### WHAT YOU ARE ASKED TO DO
Reproduce each line exactly. Skip none.
━━━ LISTED ENTRIES
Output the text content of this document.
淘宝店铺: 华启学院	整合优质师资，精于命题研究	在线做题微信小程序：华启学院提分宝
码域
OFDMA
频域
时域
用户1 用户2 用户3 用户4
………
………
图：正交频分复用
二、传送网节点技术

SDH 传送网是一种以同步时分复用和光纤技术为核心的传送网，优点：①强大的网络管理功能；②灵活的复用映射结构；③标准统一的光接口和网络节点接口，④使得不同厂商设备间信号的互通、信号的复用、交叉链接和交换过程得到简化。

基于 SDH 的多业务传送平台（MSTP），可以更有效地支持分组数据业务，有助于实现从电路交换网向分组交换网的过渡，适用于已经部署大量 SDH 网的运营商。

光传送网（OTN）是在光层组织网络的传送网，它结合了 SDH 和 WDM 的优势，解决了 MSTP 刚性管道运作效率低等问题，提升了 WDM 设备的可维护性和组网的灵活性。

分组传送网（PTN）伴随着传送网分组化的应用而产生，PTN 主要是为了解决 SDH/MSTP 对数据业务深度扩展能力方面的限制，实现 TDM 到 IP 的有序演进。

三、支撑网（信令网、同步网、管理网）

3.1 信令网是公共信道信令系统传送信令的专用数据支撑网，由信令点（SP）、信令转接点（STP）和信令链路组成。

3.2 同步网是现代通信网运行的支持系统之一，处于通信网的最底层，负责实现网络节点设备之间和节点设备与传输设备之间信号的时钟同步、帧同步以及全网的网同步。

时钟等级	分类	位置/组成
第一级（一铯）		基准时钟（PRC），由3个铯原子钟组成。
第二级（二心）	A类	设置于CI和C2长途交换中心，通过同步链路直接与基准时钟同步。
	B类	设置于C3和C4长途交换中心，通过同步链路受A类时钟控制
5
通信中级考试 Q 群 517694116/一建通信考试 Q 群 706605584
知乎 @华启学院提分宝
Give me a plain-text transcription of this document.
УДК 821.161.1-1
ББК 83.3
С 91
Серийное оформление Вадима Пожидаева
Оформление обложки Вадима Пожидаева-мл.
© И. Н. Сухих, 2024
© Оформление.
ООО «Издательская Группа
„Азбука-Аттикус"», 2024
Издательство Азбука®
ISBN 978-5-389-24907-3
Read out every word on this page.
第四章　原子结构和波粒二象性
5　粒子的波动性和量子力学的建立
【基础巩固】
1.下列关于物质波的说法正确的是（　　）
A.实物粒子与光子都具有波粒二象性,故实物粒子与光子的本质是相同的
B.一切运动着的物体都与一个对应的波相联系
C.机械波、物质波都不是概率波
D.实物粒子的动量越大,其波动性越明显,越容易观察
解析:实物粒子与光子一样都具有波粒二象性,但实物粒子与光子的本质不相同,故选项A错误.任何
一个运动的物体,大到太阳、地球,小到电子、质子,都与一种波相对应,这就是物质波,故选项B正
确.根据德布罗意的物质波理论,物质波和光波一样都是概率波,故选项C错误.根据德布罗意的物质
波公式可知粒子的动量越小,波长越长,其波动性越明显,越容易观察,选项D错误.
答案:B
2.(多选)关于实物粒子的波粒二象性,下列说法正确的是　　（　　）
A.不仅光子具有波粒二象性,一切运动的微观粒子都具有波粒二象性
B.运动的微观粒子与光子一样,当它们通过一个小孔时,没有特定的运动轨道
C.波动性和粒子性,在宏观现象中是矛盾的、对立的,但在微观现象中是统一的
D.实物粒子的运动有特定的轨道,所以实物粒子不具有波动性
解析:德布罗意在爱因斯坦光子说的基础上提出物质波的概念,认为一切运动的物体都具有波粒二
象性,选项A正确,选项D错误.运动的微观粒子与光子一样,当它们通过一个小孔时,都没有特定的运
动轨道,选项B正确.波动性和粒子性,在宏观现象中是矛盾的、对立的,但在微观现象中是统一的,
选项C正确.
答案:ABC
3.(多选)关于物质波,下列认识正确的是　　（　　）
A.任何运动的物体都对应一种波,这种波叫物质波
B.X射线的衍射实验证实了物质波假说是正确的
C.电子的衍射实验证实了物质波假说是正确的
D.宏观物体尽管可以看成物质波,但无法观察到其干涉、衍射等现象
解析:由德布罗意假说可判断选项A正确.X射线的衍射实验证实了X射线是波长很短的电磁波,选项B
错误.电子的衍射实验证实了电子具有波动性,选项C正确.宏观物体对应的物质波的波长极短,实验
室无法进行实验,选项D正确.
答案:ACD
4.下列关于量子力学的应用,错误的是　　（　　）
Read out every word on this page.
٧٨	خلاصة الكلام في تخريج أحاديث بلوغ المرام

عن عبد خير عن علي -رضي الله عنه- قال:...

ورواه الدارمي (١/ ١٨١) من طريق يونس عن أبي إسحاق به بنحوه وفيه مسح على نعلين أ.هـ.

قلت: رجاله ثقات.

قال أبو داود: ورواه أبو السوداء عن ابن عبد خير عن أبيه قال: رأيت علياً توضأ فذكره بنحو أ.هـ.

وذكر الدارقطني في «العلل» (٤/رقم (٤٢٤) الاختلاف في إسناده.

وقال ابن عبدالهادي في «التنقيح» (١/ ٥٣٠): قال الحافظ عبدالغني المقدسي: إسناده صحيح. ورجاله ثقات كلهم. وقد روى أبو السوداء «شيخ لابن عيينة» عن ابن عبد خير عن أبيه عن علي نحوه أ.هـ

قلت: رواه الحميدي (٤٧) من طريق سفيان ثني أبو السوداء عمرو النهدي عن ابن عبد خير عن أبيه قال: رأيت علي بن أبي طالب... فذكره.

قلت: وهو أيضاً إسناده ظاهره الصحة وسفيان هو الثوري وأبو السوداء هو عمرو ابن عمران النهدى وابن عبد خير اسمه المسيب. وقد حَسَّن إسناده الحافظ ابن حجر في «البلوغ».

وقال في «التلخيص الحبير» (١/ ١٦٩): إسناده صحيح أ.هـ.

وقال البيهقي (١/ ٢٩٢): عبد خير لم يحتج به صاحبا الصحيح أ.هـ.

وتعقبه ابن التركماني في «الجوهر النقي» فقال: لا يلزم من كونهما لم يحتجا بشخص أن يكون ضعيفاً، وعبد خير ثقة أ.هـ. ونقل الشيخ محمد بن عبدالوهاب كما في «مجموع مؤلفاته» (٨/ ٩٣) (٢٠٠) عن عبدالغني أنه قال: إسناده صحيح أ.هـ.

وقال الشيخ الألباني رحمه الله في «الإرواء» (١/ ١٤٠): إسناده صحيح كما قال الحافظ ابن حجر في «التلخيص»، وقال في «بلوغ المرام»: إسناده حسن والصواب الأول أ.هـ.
━━━━━━
### TASK ANSWER
Output the text content of this document.
淘宝店铺: 华启学院	整合优质师资，精于命题研究	在线做题微信小程序：华启学院提分宝
码域
OFDMA
频域
时域
用户1 用户2 用户3 用户4
………
………
图：正交频分复用
二、传送网节点技术

SDH 传送网是一种以同步时分复用和光纤技术为核心的传送网，优点：①强大的网络管理功能；②灵活的复用映射结构；③标准统一的光接口和网络节点接口，④使得不同厂商设备间信号的互通、信号的复用、交叉链接和交换过程得到简化。

基于 SDH 的多业务传送平台（MSTP），可以更有效地支持分组数据业务，有助于实现从电路交换网向分组交换网的过渡，适用于已经部署大量 SDH 网的运营商。

光传送网（OTN）是在光层组织网络的传送网，它结合了 SDH 和 WDM 的优势，解决了 MSTP 刚性管道运作效率低等问题，提升了 WDM 设备的可维护性和组网的灵活性。

分组传送网（PTN）伴随着传送网分组化的应用而产生，PTN 主要是为了解决 SDH/MSTP 对数据业务深度扩展能力方面的限制，实现 TDM 到 IP 的有序演进。

三、支撑网（信令网、同步网、管理网）

3.1 信令网是公共信道信令系统传送信令的专用数据支撑网，由信令点（SP）、信令转接点（STP）和信令链路组成。

3.2 同步网是现代通信网运行的支持系统之一，处于通信网的最底层，负责实现网络节点设备之间和节点设备与传输设备之间信号的时钟同步、帧同步以及全网的网同步。

时钟等级	分类	位置/组成
第一级（一铯）		基准时钟（PRC），由3个铯原子钟组成。
第二级（二心）	A类	设置于CI和C2长途交换中心，通过同步链路直接与基准时钟同步。
	B类	设置于C3和C4长途交换中心，通过同步链路受A类时钟控制
5
通信中级考试 Q 群 517694116/一建通信考试 Q 群 706605584
知乎 @华启学院提分宝
Give me a plain-text transcription of this document.
УДК 821.161.1-1
ББК 83.3
С 91
Серийное оформление Вадима Пожидаева
Оформление обложки Вадима Пожидаева-мл.
© И. Н. Сухих, 2024
© Оформление.
ООО «Издательская Группа
„Азбука-Аттикус"», 2024
Издательство Азбука®
ISBN 978-5-389-24907-3
Read out every word on this page.
第四章　原子结构和波粒二象性
5　粒子的波动性和量子力学的建立
【基础巩固】
1.下列关于物质波的说法正确的是（　　）
A.实物粒子与光子都具有波粒二象性,故实物粒子与光子的本质是相同的
B.一切运动着的物体都与一个对应的波相联系
C.机械波、物质波都不是概率波
D.实物粒子的动量越大,其波动性越明显,越容易观察
解析:实物粒子与光子一样都具有波粒二象性,但实物粒子与光子的本质不相同,故选项A错误.任何
一个运动的物体,大到太阳、地球,小到电子、质子,都与一种波相对应,这就是物质波,故选项B正
确.根据德布罗意的物质波理论,物质波和光波一样都是概率波,故选项C错误.根据德布罗意的物质
波公式可知粒子的动量越小,波长越长,其波动性越明显,越容易观察,选项D错误.
答案:B
2.(多选)关于实物粒子的波粒二象性,下列说法正确的是　　（　　）
A.不仅光子具有波粒二象性,一切运动的微观粒子都具有波粒二象性
B.运动的微观粒子与光子一样,当它们通过一个小孔时,没有特定的运动轨道
C.波动性和粒子性,在宏观现象中是矛盾的、对立的,但在微观现象中是统一的
D.实物粒子的运动有特定的轨道,所以实物粒子不具有波动性
解析:德布罗意在爱因斯坦光子说的基础上提出物质波的概念,认为一切运动的物体都具有波粒二
象性,选项A正确,选项D错误.运动的微观粒子与光子一样,当它们通过一个小孔时,都没有特定的运
动轨道,选项B正确.波动性和粒子性,在宏观现象中是矛盾的、对立的,但在微观现象中是统一的,
选项C正确.
答案:ABC
3.(多选)关于物质波,下列认识正确的是　　（　　）
A.任何运动的物体都对应一种波,这种波叫物质波
B.X射线的衍射实验证实了物质波假说是正确的
C.电子的衍射实验证实了物质波假说是正确的
D.宏观物体尽管可以看成物质波,但无法观察到其干涉、衍射等现象
解析:由德布罗意假说可判断选项A正确.X射线的衍射实验证实了X射线是波长很短的电磁波,选项B
错误.电子的衍射实验证实了电子具有波动性,选项C正确.宏观物体对应的物质波的波长极短,实验
室无法进行实验,选项D正确.
答案:ACD
4.下列关于量子力学的应用,错误的是　　（　　）
Read out every word on this page.
٧٨	خلاصة الكلام في تخريج أحاديث بلوغ المرام

عن عبد خير عن علي -رضي الله عنه- قال:...

ورواه الدارمي (١/ ١٨١) من طريق يونس عن أبي إسحاق به بنحوه وفيه مسح على نعلين أ.هـ.

قلت: رجاله ثقات.

قال أبو داود: ورواه أبو السوداء عن ابن عبد خير عن أبيه قال: رأيت علياً توضأ فذكره بنحو أ.هـ.

وذكر الدارقطني في «العلل» (٤/رقم (٤٢٤) الاختلاف في إسناده.

وقال ابن عبدالهادي في «التنقيح» (١/ ٥٣٠): قال الحافظ عبدالغني المقدسي: إسناده صحيح. ورجاله ثقات كلهم. وقد روى أبو السوداء «شيخ لابن عيينة» عن ابن عبد خير عن أبيه عن علي نحوه أ.هـ

قلت: رواه الحميدي (٤٧) من طريق سفيان ثني أبو السوداء عمرو النهدي عن ابن عبد خير عن أبيه قال: رأيت علي بن أبي طالب... فذكره.

قلت: وهو أيضاً إسناده ظاهره الصحة وسفيان هو الثوري وأبو السوداء هو عمرو ابن عمران النهدى وابن عبد خير اسمه المسيب. وقد حَسَّن إسناده الحافظ ابن حجر في «البلوغ».

وقال في «التلخيص الحبير» (١/ ١٦٩): إسناده صحيح أ.هـ.

وقال البيهقي (١/ ٢٩٢): عبد خير لم يحتج به صاحبا الصحيح أ.هـ.

وتعقبه ابن التركماني في «الجوهر النقي» فقال: لا يلزم من كونهما لم يحتجا بشخص أن يكون ضعيفاً، وعبد خير ثقة أ.هـ. ونقل الشيخ محمد بن عبدالوهاب كما في «مجموع مؤلفاته» (٨/ ٩٣) (٢٠٠) عن عبدالغني أنه قال: إسناده صحيح أ.هـ.

وقال الشيخ الألباني رحمه الله في «الإرواء» (١/ ١٤٠): إسناده صحيح كما قال الحافظ ابن حجر في «التلخيص»، وقال في «بلوغ المرام»: إسناده حسن والصواب الأول أ.هـ.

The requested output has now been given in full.